**EXERCISE AIM**
Look through the material below and give the number of lines holding "Manfredine", with no other words.

**PROVIDED ENTRIES**

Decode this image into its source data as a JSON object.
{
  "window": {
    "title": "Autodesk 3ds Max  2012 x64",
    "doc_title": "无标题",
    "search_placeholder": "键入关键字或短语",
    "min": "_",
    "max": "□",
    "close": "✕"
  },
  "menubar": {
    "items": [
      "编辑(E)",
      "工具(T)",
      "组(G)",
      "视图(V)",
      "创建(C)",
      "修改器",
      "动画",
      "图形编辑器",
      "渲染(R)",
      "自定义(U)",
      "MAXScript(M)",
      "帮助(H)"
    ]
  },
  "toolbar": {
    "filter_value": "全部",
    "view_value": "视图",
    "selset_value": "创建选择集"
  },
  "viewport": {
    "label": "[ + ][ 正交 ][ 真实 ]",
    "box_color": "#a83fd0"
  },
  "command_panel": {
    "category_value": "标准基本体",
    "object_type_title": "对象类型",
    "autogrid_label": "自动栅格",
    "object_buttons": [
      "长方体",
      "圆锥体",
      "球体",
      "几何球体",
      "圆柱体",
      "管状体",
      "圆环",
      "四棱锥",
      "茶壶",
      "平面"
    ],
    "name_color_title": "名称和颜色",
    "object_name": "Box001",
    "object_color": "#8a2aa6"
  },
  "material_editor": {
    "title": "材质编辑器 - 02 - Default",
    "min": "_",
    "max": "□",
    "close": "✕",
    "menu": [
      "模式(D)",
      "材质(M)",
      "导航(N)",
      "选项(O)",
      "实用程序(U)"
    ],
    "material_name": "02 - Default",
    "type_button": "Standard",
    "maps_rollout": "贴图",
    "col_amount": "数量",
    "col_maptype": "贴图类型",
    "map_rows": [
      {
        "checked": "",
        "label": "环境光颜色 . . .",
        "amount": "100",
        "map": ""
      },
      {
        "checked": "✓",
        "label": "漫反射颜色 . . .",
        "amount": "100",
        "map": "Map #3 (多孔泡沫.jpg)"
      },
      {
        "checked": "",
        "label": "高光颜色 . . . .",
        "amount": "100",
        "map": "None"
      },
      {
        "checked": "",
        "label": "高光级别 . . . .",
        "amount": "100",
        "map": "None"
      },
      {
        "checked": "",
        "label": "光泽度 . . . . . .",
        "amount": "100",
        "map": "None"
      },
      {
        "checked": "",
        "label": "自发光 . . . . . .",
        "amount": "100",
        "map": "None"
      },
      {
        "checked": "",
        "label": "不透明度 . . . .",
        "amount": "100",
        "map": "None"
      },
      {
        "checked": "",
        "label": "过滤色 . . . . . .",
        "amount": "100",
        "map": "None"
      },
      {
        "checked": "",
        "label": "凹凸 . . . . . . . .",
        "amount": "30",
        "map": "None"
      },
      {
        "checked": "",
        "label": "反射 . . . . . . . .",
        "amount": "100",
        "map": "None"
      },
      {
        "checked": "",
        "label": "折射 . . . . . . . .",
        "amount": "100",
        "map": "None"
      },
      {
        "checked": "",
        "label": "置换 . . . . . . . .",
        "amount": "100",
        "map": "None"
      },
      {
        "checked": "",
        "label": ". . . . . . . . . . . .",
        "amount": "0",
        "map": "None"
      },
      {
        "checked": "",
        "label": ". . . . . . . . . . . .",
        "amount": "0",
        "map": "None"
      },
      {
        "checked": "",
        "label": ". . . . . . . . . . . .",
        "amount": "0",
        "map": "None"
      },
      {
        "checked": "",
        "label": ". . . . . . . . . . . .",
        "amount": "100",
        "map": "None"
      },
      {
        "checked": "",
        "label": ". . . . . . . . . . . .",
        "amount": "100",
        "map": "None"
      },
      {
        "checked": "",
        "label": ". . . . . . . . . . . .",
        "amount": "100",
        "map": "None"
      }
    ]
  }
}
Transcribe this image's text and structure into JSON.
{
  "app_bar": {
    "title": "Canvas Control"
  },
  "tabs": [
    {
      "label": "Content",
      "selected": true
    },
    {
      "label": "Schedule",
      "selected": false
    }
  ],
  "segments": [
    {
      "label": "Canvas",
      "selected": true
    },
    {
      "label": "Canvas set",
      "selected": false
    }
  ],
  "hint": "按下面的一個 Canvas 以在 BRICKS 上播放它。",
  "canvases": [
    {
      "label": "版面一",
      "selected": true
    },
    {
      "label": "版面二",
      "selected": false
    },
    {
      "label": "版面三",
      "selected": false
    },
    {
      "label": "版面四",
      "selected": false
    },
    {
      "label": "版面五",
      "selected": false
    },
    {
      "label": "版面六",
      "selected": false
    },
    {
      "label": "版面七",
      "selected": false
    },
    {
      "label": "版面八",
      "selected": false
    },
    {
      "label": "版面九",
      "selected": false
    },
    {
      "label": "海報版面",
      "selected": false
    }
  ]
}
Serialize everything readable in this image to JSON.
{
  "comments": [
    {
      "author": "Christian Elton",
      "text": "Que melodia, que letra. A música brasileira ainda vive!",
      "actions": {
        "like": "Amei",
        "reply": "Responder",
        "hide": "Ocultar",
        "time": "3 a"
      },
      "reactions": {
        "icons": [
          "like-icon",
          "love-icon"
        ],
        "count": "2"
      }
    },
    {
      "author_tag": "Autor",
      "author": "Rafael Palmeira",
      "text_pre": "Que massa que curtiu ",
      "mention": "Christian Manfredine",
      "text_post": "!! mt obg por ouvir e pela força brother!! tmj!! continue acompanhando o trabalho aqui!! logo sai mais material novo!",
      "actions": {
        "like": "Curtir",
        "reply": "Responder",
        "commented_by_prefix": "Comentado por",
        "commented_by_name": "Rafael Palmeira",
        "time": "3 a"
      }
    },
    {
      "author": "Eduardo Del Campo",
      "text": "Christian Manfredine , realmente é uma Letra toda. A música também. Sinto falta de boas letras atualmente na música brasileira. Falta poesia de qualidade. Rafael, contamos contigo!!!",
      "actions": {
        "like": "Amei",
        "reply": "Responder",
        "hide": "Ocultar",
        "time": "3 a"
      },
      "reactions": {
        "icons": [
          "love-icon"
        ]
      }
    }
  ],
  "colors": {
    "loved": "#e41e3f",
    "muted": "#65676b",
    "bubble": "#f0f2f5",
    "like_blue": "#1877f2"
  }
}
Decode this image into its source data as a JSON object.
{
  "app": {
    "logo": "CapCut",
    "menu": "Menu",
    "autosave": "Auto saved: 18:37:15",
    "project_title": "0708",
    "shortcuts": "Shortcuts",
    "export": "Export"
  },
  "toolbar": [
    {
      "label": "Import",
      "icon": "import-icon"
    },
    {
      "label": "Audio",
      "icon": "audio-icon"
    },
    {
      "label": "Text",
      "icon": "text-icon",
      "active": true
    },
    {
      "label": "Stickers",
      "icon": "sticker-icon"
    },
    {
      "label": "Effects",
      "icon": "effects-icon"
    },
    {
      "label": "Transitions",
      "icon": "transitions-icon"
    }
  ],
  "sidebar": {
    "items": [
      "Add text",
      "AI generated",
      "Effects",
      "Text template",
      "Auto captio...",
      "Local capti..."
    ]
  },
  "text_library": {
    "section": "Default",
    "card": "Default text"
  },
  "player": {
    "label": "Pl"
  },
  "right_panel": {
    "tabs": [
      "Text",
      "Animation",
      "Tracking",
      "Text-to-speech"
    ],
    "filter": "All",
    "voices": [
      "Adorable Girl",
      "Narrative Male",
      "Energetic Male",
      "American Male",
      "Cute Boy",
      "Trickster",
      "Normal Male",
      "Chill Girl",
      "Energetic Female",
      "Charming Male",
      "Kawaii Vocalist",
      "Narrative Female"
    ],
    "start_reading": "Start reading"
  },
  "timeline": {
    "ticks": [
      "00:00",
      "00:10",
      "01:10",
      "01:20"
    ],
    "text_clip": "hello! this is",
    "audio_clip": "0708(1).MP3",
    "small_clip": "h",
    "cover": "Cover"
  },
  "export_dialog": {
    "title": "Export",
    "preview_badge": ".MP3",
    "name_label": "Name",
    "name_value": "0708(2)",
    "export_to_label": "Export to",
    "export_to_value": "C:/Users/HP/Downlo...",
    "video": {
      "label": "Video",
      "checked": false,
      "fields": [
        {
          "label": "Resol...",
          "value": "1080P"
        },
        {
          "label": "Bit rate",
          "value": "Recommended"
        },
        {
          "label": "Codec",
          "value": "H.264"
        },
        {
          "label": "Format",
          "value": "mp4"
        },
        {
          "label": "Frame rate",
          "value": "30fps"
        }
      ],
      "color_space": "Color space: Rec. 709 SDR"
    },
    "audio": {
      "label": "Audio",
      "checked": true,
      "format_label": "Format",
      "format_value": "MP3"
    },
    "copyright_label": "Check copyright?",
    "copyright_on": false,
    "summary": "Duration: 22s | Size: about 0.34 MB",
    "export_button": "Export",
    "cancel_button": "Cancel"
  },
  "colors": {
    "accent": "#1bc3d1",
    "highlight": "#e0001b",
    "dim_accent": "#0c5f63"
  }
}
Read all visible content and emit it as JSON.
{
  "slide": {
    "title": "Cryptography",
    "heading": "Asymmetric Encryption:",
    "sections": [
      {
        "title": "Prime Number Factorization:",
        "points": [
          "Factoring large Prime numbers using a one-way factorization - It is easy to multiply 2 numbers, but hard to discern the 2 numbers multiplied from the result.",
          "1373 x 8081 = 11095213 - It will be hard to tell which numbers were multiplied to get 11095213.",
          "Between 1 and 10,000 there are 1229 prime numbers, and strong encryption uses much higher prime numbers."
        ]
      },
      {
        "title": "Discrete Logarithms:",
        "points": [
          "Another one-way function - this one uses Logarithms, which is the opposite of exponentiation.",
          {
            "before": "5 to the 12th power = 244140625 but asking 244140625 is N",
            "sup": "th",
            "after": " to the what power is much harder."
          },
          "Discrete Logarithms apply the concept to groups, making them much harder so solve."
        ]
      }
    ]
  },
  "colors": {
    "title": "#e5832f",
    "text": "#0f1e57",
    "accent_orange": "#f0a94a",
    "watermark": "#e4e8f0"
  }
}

**FINISHED ANSWER**
2